Provided data —
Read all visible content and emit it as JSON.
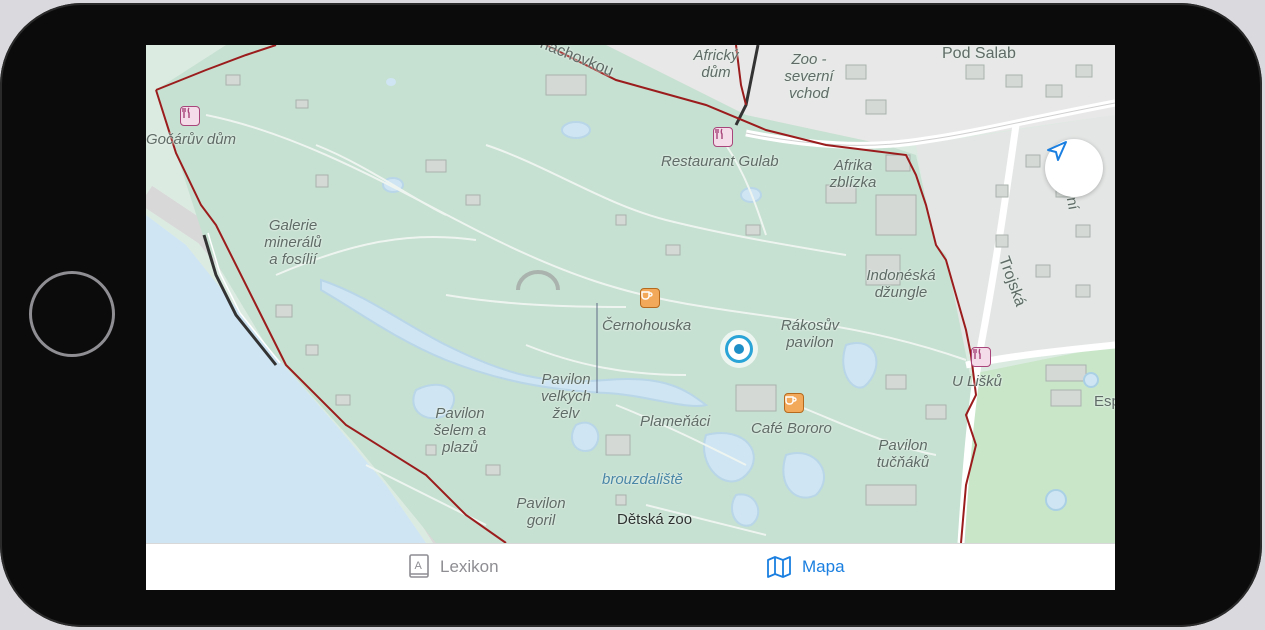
{
  "device": {
    "home_button": "home-button"
  },
  "map": {
    "labels": {
      "gocaruv_dum": "Gočárův dům",
      "galerie": "Galerie\nminerálů\na fosílií",
      "africky_dum": "Africký\ndům",
      "zoo_vchod": "Zoo -\nseverní\nvchod",
      "pod_salabkou": "Pod Salab",
      "nachovkou": "nachovkou",
      "restaurant_gulab": "Restaurant Gulab",
      "afrika_zblizka": "Afrika\nzblízka",
      "indonesian": "Indonéská\ndžungle",
      "cernohouska": "Černohouska",
      "rakosuv": "Rákosův\npavilon",
      "u_lisku": "U Lišků",
      "trojska": "Trojská",
      "ni_fragment": "ní",
      "pavilon_zelv": "Pavilon\nvelkých\nželv",
      "plamenaci": "Plameňáci",
      "cafe_bororo": "Café Bororo",
      "pavilon_selem": "Pavilon\nšelem a\nplazů",
      "pavilon_tucnaku": "Pavilon\ntučňáků",
      "brouzdaliste": "brouzdaliště",
      "pavilon_goril": "Pavilon\ngoril",
      "detska_zoo": "Dětská zoo",
      "esp_fragment": "Esp"
    },
    "icons": {
      "locate": "location-arrow-icon",
      "restaurant": "fork-knife-icon",
      "cafe": "coffee-cup-icon",
      "user_location": "user-location-icon"
    },
    "colors": {
      "park": "#c9e3d4",
      "water": "#cfe5f3",
      "boundary": "#9b1c1c",
      "accent": "#1a7fe0"
    }
  },
  "tabs": [
    {
      "label": "Lexikon",
      "icon": "book-icon",
      "selected": false
    },
    {
      "label": "Mapa",
      "icon": "map-icon",
      "selected": true
    }
  ]
}
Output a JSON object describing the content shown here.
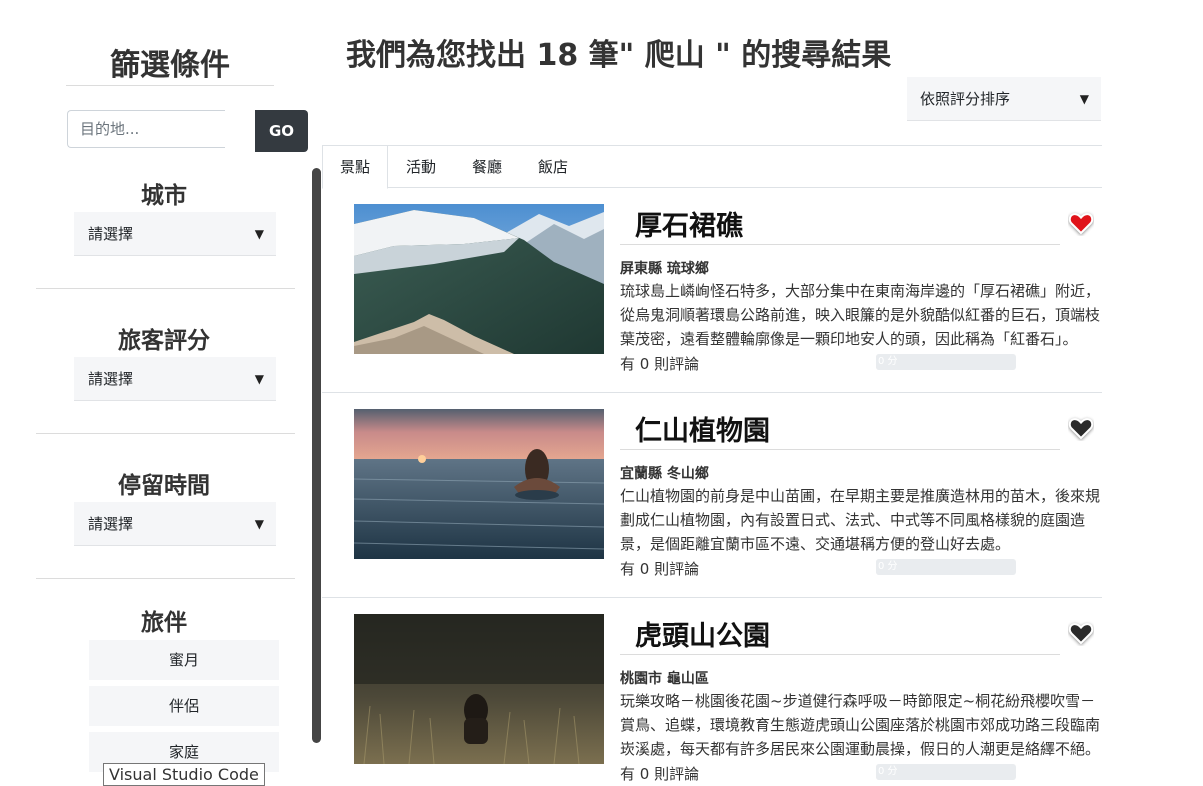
{
  "sidebar": {
    "title": "篩選條件",
    "search": {
      "placeholder": "目的地...",
      "value": "",
      "button_label": "GO"
    },
    "city": {
      "title": "城市",
      "selected": "請選擇"
    },
    "rating": {
      "title": "旅客評分",
      "selected": "請選擇"
    },
    "duration": {
      "title": "停留時間",
      "selected": "請選擇"
    },
    "companion": {
      "title": "旅伴",
      "options": [
        "蜜月",
        "伴侶",
        "家庭"
      ]
    }
  },
  "main": {
    "title": "我們為您找出 18 筆\" 爬山 \" 的搜尋結果",
    "sort": {
      "selected": "依照評分排序"
    },
    "tabs": [
      {
        "label": "景點",
        "active": true
      },
      {
        "label": "活動",
        "active": false
      },
      {
        "label": "餐廳",
        "active": false
      },
      {
        "label": "飯店",
        "active": false
      }
    ],
    "results": [
      {
        "name": "厚石裙礁",
        "location": "屏東縣 琉球鄉",
        "description": "琉球島上嶙峋怪石特多，大部分集中在東南海岸邊的「厚石裙礁」附近，從烏鬼洞順著環島公路前進，映入眼簾的是外貌酷似紅番的巨石，頂端枝葉茂密，遠看整體輪廓像是一顆印地安人的頭，因此稱為「紅番石」。",
        "reviews": "有 0 則評論",
        "rating_label": "0 分",
        "rating": 0,
        "favorited": true,
        "image": "snowy-mountain"
      },
      {
        "name": "仁山植物園",
        "location": "宜蘭縣 冬山鄉",
        "description": "仁山植物園的前身是中山苗圃，在早期主要是推廣造林用的苗木，後來規劃成仁山植物園，內有設置日式、法式、中式等不同風格樣貌的庭園造景，是個距離宜蘭市區不遠、交通堪稱方便的登山好去處。",
        "reviews": "有 0 則評論",
        "rating_label": "0 分",
        "rating": 0,
        "favorited": false,
        "image": "sunset-sea"
      },
      {
        "name": "虎頭山公園",
        "location": "桃園市 龜山區",
        "description": "玩樂攻略－桃園後花園~步道健行森呼吸－時節限定~桐花紛飛櫻吹雪－賞鳥、追蝶，環境教育生態遊虎頭山公園座落於桃園市郊成功路三段臨南崁溪處，每天都有許多居民來公園運動晨操，假日的人潮更是絡繹不絕。",
        "reviews": "有 0 則評論",
        "rating_label": "0 分",
        "rating": 0,
        "favorited": false,
        "image": "grass-field"
      }
    ]
  },
  "tooltip": {
    "text": "Visual Studio Code"
  },
  "colors": {
    "dark_button": "#343a40",
    "select_bg": "#f5f6f8",
    "heart_active": "#e0131a",
    "heart_inactive": "#2b2b2b"
  }
}
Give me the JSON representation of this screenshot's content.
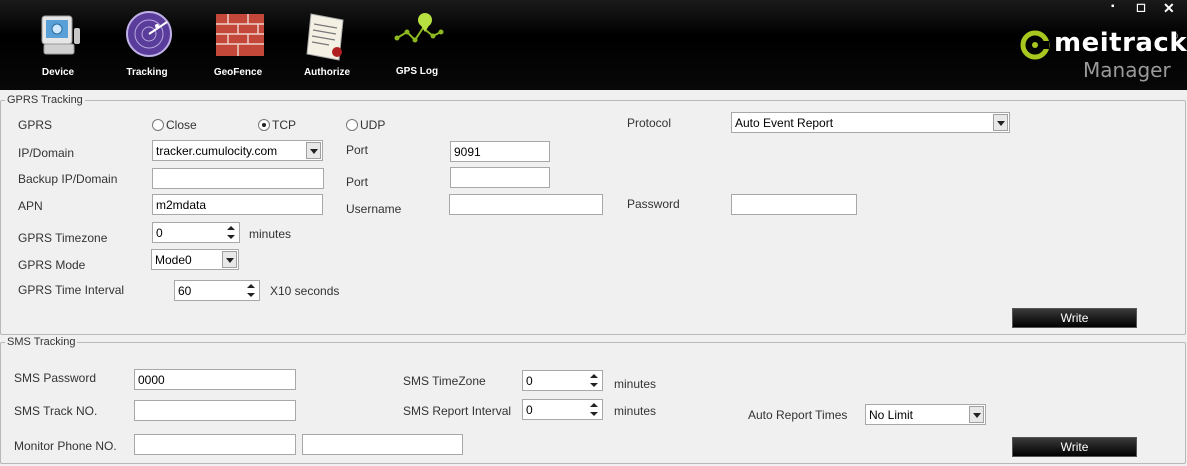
{
  "toolbar": {
    "items": [
      {
        "label": "Device",
        "icon": "monitor-icon"
      },
      {
        "label": "Tracking",
        "icon": "radar-icon"
      },
      {
        "label": "GeoFence",
        "icon": "brick-wall-icon"
      },
      {
        "label": "Authorize",
        "icon": "certificate-icon"
      },
      {
        "label": "GPS Log",
        "icon": "gps-path-icon"
      }
    ],
    "window_controls": {
      "minimize": "▪",
      "maximize": "◻",
      "close": "✕"
    }
  },
  "logo": {
    "brand": "meitrack",
    "sub": "Manager",
    "reg": "®",
    "accent": "#a8c820"
  },
  "gprs": {
    "title": "GPRS Tracking",
    "gprs_label": "GPRS",
    "radio_close": "Close",
    "radio_tcp": "TCP",
    "radio_udp": "UDP",
    "selected": "TCP",
    "protocol_label": "Protocol",
    "protocol_value": "Auto Event Report",
    "ip_label": "IP/Domain",
    "ip_value": "tracker.cumulocity.com",
    "port_label": "Port",
    "port_value": "9091",
    "backup_label": "Backup IP/Domain",
    "backup_value": "",
    "backup_port_label": "Port",
    "backup_port_value": "",
    "apn_label": "APN",
    "apn_value": "m2mdata",
    "username_label": "Username",
    "username_value": "",
    "password_label": "Password",
    "password_value": "",
    "timezone_label": "GPRS Timezone",
    "timezone_value": "0",
    "timezone_unit": "minutes",
    "mode_label": "GPRS Mode",
    "mode_value": "Mode0",
    "interval_label": "GPRS Time Interval",
    "interval_value": "60",
    "interval_unit": "X10 seconds",
    "write_label": "Write"
  },
  "sms": {
    "title": "SMS Tracking",
    "password_label": "SMS Password",
    "password_value": "0000",
    "track_label": "SMS Track NO.",
    "track_value": "",
    "monitor_label": "Monitor Phone NO.",
    "monitor_value_1": "",
    "monitor_value_2": "",
    "timezone_label": "SMS TimeZone",
    "timezone_value": "0",
    "timezone_unit": "minutes",
    "report_label": "SMS Report Interval",
    "report_value": "0",
    "report_unit": "minutes",
    "auto_label": "Auto Report Times",
    "auto_value": "No Limit",
    "write_label": "Write"
  }
}
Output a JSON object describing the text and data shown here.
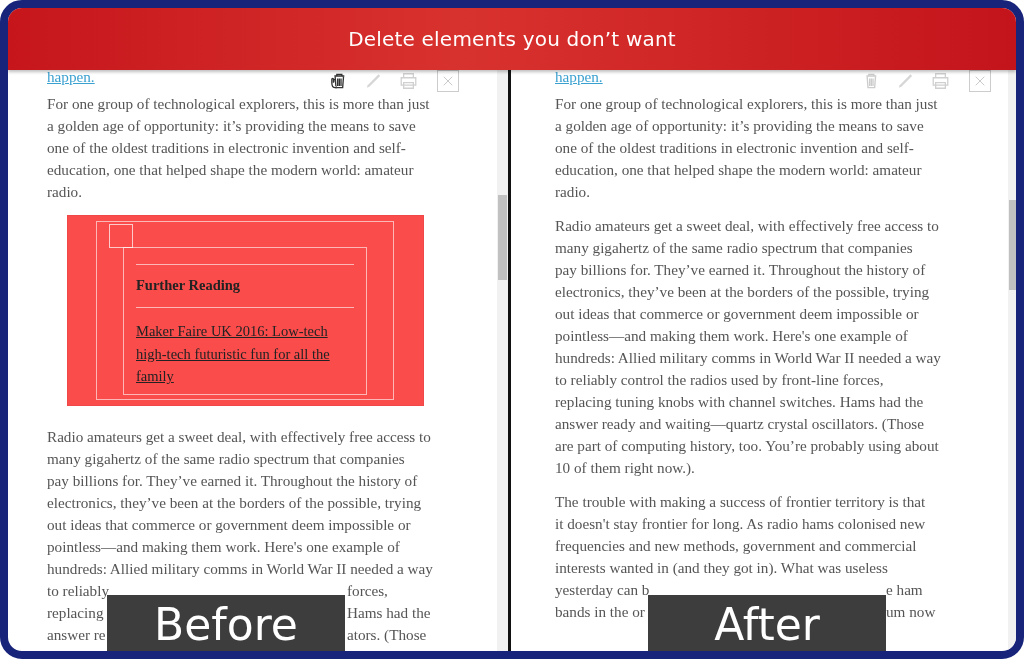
{
  "header": {
    "title": "Delete elements you don’t want"
  },
  "panels": [
    {
      "label": "Before",
      "cursor_on_delete": true,
      "blocks": [
        {
          "kind": "link_line",
          "text": "happen."
        },
        {
          "kind": "paragraph",
          "lines": [
            "For one group of technological explorers, this is more than just",
            "a golden age of opportunity: it’s providing the means to save",
            "one of the oldest traditions in electronic invention and self-",
            "education, one that helped shape the modern world: amateur",
            "radio."
          ]
        },
        {
          "kind": "callout",
          "highlighted": true,
          "heading": "Further Reading",
          "link_lines": [
            "Maker Faire UK 2016: Low-tech",
            "high-tech futuristic fun for all the",
            "family"
          ]
        },
        {
          "kind": "paragraph",
          "lines": [
            "Radio amateurs get a sweet deal, with effectively free access to",
            "many gigahertz of the same radio spectrum that companies",
            "pay billions for. They’ve earned it. Throughout the history of",
            "electronics, they’ve been at the borders of the possible, trying",
            "out ideas that commerce or government deem impossible or",
            "pointless—and making them work. Here's one example of",
            "hundreds: Allied military comms in World War II needed a way",
            [
              "to reliably",
              "forces,"
            ],
            [
              "replacing",
              "Hams had the"
            ],
            [
              "answer re",
              "ators. (Those"
            ]
          ]
        }
      ]
    },
    {
      "label": "After",
      "cursor_on_delete": false,
      "blocks": [
        {
          "kind": "link_line",
          "text": "happen."
        },
        {
          "kind": "paragraph",
          "lines": [
            "For one group of technological explorers, this is more than just",
            "a golden age of opportunity: it’s providing the means to save",
            "one of the oldest traditions in electronic invention and self-",
            "education, one that helped shape the modern world: amateur",
            "radio."
          ]
        },
        {
          "kind": "paragraph",
          "lines": [
            "Radio amateurs get a sweet deal, with effectively free access to",
            "many gigahertz of the same radio spectrum that companies",
            "pay billions for. They’ve earned it. Throughout the history of",
            "electronics, they’ve been at the borders of the possible, trying",
            "out ideas that commerce or government deem impossible or",
            "pointless—and making them work. Here's one example of",
            "hundreds: Allied military comms in World War II needed a way",
            "to reliably control the radios used by front-line forces,",
            "replacing tuning knobs with channel switches. Hams had the",
            "answer ready and waiting—quartz crystal oscillators. (Those",
            "are part of computing history, too. You’re probably using about",
            "10 of them right now.)."
          ]
        },
        {
          "kind": "paragraph",
          "lines": [
            "The trouble with making a success of frontier territory is that",
            "it doesn't stay frontier for long. As radio hams colonised new",
            "frequencies and new methods, government and commercial",
            "interests wanted in (and they got in). What was useless",
            [
              "yesterday can b",
              "e ham"
            ],
            [
              "bands in the or",
              "um now"
            ]
          ]
        }
      ]
    }
  ]
}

What needs to be done —
Go through the records above and copy every line with the word "Output".

Written reply —
Output a JSON object describing the content shown here.
Output a JSON object describing the text and data shown here.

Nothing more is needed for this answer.